- _AIM OF THE EXERCISE_
Quote the listing exactly as it appears, starting with the line that contains "Segment this chart: for" and going on through the line that contains "uI element localization: list".

==== DATASET EXTRACT ====

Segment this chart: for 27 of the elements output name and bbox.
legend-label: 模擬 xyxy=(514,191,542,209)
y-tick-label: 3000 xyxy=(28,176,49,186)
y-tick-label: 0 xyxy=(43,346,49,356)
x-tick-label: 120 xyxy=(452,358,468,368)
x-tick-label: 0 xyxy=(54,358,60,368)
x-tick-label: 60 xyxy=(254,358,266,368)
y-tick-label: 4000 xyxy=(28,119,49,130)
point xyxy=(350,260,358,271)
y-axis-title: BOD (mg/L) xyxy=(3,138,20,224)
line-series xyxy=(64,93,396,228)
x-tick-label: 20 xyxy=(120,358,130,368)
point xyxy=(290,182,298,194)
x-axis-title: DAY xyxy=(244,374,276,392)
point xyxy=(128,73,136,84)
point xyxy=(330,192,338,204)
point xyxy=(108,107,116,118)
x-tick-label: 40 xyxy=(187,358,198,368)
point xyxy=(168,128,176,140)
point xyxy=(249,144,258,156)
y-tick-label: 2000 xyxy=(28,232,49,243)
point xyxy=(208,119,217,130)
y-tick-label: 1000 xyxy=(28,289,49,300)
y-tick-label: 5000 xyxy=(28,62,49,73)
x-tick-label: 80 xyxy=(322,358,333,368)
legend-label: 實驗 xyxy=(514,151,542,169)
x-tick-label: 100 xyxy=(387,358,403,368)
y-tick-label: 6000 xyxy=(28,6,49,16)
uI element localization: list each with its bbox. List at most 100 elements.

====
==== DATASET EXTRACT ====

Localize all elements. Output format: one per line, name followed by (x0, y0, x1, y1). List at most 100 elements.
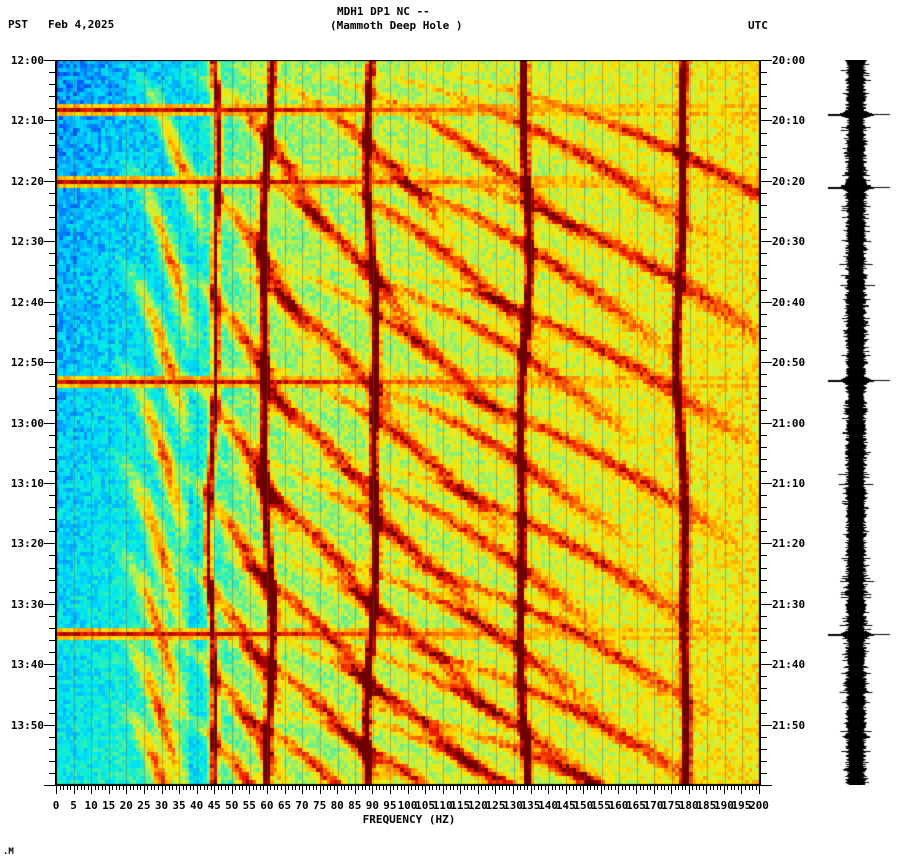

====

- _SOLUTION TO THIS EXERCISE_
Segment this chart: for 27 of the elements output name and bbox.
legend-label: 模擬 xyxy=(514,191,542,209)
y-tick-label: 3000 xyxy=(28,176,49,186)
y-tick-label: 0 xyxy=(43,346,49,356)
x-tick-label: 120 xyxy=(452,358,468,368)
x-tick-label: 0 xyxy=(54,358,60,368)
x-tick-label: 60 xyxy=(254,358,266,368)
y-tick-label: 4000 xyxy=(28,119,49,130)
point xyxy=(350,260,358,271)
y-axis-title: BOD (mg/L) xyxy=(3,138,20,224)
line-series xyxy=(64,93,396,228)
x-tick-label: 20 xyxy=(120,358,130,368)
point xyxy=(290,182,298,194)
x-axis-title: DAY xyxy=(244,374,276,392)
point xyxy=(128,73,136,84)
point xyxy=(330,192,338,204)
point xyxy=(108,107,116,118)
x-tick-label: 40 xyxy=(187,358,198,368)
point xyxy=(168,128,176,140)
point xyxy=(249,144,258,156)
y-tick-label: 2000 xyxy=(28,232,49,243)
point xyxy=(208,119,217,130)
y-tick-label: 1000 xyxy=(28,289,49,300)
y-tick-label: 5000 xyxy=(28,62,49,73)
x-tick-label: 80 xyxy=(322,358,333,368)
legend-label: 實驗 xyxy=(514,151,542,169)
x-tick-label: 100 xyxy=(387,358,403,368)
y-tick-label: 6000 xyxy=(28,6,49,16)
uI element localization: list each with its bbox. List at most 100 elements.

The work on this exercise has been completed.